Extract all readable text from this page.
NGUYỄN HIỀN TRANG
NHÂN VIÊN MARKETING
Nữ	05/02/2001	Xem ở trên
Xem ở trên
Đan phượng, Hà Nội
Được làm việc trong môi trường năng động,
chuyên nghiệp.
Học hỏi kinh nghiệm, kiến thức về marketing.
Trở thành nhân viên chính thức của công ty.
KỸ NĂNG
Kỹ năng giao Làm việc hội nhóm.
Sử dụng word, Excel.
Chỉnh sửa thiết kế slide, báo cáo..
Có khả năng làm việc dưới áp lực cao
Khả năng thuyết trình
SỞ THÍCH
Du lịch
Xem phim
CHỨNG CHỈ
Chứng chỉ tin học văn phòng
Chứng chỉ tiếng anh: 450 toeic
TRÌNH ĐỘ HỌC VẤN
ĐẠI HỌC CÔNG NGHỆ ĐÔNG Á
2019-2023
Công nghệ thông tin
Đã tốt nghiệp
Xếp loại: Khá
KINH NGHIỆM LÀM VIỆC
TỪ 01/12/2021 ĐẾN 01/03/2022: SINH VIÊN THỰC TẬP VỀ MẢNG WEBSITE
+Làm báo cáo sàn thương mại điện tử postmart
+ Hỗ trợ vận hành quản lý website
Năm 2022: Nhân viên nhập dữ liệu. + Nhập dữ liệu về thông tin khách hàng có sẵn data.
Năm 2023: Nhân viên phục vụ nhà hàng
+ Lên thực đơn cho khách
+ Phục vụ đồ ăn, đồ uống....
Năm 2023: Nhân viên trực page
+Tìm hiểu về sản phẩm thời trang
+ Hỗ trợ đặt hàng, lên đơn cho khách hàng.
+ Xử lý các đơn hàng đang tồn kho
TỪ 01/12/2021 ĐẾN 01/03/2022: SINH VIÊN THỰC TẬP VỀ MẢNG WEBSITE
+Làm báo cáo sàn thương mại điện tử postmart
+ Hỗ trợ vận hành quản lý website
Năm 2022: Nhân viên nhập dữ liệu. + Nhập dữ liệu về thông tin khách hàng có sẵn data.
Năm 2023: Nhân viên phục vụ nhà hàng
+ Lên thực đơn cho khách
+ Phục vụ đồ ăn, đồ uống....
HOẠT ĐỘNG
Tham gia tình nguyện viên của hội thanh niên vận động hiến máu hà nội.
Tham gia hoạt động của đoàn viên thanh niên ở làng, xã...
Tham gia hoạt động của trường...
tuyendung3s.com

DIRECTIONS:
Exact output of every entry is required.

THE OUTPUT:
Extract all readable text from this page.
NGUYỄN HIỀN TRANG
NHÂN VIÊN MARKETING
Nữ	05/02/2001	Xem ở trên
Xem ở trên
Đan phượng, Hà Nội
Được làm việc trong môi trường năng động,
chuyên nghiệp.
Học hỏi kinh nghiệm, kiến thức về marketing.
Trở thành nhân viên chính thức của công ty.
KỸ NĂNG
Kỹ năng giao Làm việc hội nhóm.
Sử dụng word, Excel.
Chỉnh sửa thiết kế slide, báo cáo..
Có khả năng làm việc dưới áp lực cao
Khả năng thuyết trình
SỞ THÍCH
Du lịch
Xem phim
CHỨNG CHỈ
Chứng chỉ tin học văn phòng
Chứng chỉ tiếng anh: 450 toeic
TRÌNH ĐỘ HỌC VẤN
ĐẠI HỌC CÔNG NGHỆ ĐÔNG Á
2019-2023
Công nghệ thông tin
Đã tốt nghiệp
Xếp loại: Khá
KINH NGHIỆM LÀM VIỆC
TỪ 01/12/2021 ĐẾN 01/03/2022: SINH VIÊN THỰC TẬP VỀ MẢNG WEBSITE
+Làm báo cáo sàn thương mại điện tử postmart
+ Hỗ trợ vận hành quản lý website
Năm 2022: Nhân viên nhập dữ liệu. + Nhập dữ liệu về thông tin khách hàng có sẵn data.
Năm 2023: Nhân viên phục vụ nhà hàng
+ Lên thực đơn cho khách
+ Phục vụ đồ ăn, đồ uống....
Năm 2023: Nhân viên trực page
+Tìm hiểu về sản phẩm thời trang
+ Hỗ trợ đặt hàng, lên đơn cho khách hàng.
+ Xử lý các đơn hàng đang tồn kho
TỪ 01/12/2021 ĐẾN 01/03/2022: SINH VIÊN THỰC TẬP VỀ MẢNG WEBSITE
+Làm báo cáo sàn thương mại điện tử postmart
+ Hỗ trợ vận hành quản lý website
Năm 2022: Nhân viên nhập dữ liệu. + Nhập dữ liệu về thông tin khách hàng có sẵn data.
Năm 2023: Nhân viên phục vụ nhà hàng
+ Lên thực đơn cho khách
+ Phục vụ đồ ăn, đồ uống....
HOẠT ĐỘNG
Tham gia tình nguyện viên của hội thanh niên vận động hiến máu hà nội.
Tham gia hoạt động của đoàn viên thanh niên ở làng, xã...
Tham gia hoạt động của trường...
tuyendung3s.com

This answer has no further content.